Data entries for graphics
────────────────────────────────────────
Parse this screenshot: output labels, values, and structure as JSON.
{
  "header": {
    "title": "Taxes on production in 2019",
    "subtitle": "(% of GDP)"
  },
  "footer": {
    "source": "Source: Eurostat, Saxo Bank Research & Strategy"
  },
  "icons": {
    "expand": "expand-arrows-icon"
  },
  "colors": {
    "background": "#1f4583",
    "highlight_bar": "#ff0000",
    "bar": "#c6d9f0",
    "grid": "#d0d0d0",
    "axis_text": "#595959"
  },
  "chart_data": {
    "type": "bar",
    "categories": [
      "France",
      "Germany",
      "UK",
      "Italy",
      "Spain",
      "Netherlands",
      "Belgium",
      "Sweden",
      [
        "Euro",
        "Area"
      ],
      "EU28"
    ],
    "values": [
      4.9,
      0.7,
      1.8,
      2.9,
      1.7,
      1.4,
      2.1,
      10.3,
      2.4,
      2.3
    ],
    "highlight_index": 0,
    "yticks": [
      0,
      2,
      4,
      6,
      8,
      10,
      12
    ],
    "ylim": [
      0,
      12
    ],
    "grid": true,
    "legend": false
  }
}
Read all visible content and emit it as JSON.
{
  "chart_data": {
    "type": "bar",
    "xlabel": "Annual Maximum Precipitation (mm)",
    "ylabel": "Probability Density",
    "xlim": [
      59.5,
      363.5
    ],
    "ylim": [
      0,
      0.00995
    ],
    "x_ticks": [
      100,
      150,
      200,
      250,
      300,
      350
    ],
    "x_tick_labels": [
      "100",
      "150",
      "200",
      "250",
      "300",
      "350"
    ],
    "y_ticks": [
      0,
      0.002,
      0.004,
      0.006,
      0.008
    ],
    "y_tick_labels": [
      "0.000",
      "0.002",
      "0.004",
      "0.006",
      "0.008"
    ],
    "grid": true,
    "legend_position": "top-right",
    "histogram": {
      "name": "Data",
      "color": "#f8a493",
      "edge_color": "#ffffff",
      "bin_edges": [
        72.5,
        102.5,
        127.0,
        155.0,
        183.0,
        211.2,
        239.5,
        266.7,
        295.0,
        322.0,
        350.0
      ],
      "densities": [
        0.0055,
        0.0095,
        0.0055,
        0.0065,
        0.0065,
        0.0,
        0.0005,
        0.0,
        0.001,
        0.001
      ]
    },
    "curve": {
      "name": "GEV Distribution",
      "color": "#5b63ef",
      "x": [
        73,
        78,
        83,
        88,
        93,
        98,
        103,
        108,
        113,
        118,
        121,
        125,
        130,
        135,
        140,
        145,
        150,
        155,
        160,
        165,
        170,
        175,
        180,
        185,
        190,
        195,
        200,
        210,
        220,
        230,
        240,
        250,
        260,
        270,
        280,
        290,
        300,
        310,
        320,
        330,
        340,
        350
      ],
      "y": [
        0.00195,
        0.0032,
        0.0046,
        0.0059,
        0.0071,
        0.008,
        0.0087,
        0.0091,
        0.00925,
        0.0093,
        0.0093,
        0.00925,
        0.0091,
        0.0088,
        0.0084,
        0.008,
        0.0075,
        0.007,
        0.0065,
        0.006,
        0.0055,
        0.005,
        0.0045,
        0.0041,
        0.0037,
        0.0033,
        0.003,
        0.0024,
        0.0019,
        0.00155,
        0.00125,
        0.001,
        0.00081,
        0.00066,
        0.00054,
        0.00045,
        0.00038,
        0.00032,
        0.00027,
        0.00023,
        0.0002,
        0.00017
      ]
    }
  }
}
────────────────────────────────────────
## What you will do
Repeat every entry exactly as written above.

## Complete answer
Parse this screenshot: output labels, values, and structure as JSON.
{
  "header": {
    "title": "Taxes on production in 2019",
    "subtitle": "(% of GDP)"
  },
  "footer": {
    "source": "Source: Eurostat, Saxo Bank Research & Strategy"
  },
  "icons": {
    "expand": "expand-arrows-icon"
  },
  "colors": {
    "background": "#1f4583",
    "highlight_bar": "#ff0000",
    "bar": "#c6d9f0",
    "grid": "#d0d0d0",
    "axis_text": "#595959"
  },
  "chart_data": {
    "type": "bar",
    "categories": [
      "France",
      "Germany",
      "UK",
      "Italy",
      "Spain",
      "Netherlands",
      "Belgium",
      "Sweden",
      [
        "Euro",
        "Area"
      ],
      "EU28"
    ],
    "values": [
      4.9,
      0.7,
      1.8,
      2.9,
      1.7,
      1.4,
      2.1,
      10.3,
      2.4,
      2.3
    ],
    "highlight_index": 0,
    "yticks": [
      0,
      2,
      4,
      6,
      8,
      10,
      12
    ],
    "ylim": [
      0,
      12
    ],
    "grid": true,
    "legend": false
  }
}
Read all visible content and emit it as JSON.
{
  "chart_data": {
    "type": "bar",
    "xlabel": "Annual Maximum Precipitation (mm)",
    "ylabel": "Probability Density",
    "xlim": [
      59.5,
      363.5
    ],
    "ylim": [
      0,
      0.00995
    ],
    "x_ticks": [
      100,
      150,
      200,
      250,
      300,
      350
    ],
    "x_tick_labels": [
      "100",
      "150",
      "200",
      "250",
      "300",
      "350"
    ],
    "y_ticks": [
      0,
      0.002,
      0.004,
      0.006,
      0.008
    ],
    "y_tick_labels": [
      "0.000",
      "0.002",
      "0.004",
      "0.006",
      "0.008"
    ],
    "grid": true,
    "legend_position": "top-right",
    "histogram": {
      "name": "Data",
      "color": "#f8a493",
      "edge_color": "#ffffff",
      "bin_edges": [
        72.5,
        102.5,
        127.0,
        155.0,
        183.0,
        211.2,
        239.5,
        266.7,
        295.0,
        322.0,
        350.0
      ],
      "densities": [
        0.0055,
        0.0095,
        0.0055,
        0.0065,
        0.0065,
        0.0,
        0.0005,
        0.0,
        0.001,
        0.001
      ]
    },
    "curve": {
      "name": "GEV Distribution",
      "color": "#5b63ef",
      "x": [
        73,
        78,
        83,
        88,
        93,
        98,
        103,
        108,
        113,
        118,
        121,
        125,
        130,
        135,
        140,
        145,
        150,
        155,
        160,
        165,
        170,
        175,
        180,
        185,
        190,
        195,
        200,
        210,
        220,
        230,
        240,
        250,
        260,
        270,
        280,
        290,
        300,
        310,
        320,
        330,
        340,
        350
      ],
      "y": [
        0.00195,
        0.0032,
        0.0046,
        0.0059,
        0.0071,
        0.008,
        0.0087,
        0.0091,
        0.00925,
        0.0093,
        0.0093,
        0.00925,
        0.0091,
        0.0088,
        0.0084,
        0.008,
        0.0075,
        0.007,
        0.0065,
        0.006,
        0.0055,
        0.005,
        0.0045,
        0.0041,
        0.0037,
        0.0033,
        0.003,
        0.0024,
        0.0019,
        0.00155,
        0.00125,
        0.001,
        0.00081,
        0.00066,
        0.00054,
        0.00045,
        0.00038,
        0.00032,
        0.00027,
        0.00023,
        0.0002,
        0.00017
      ]
    }
  }
}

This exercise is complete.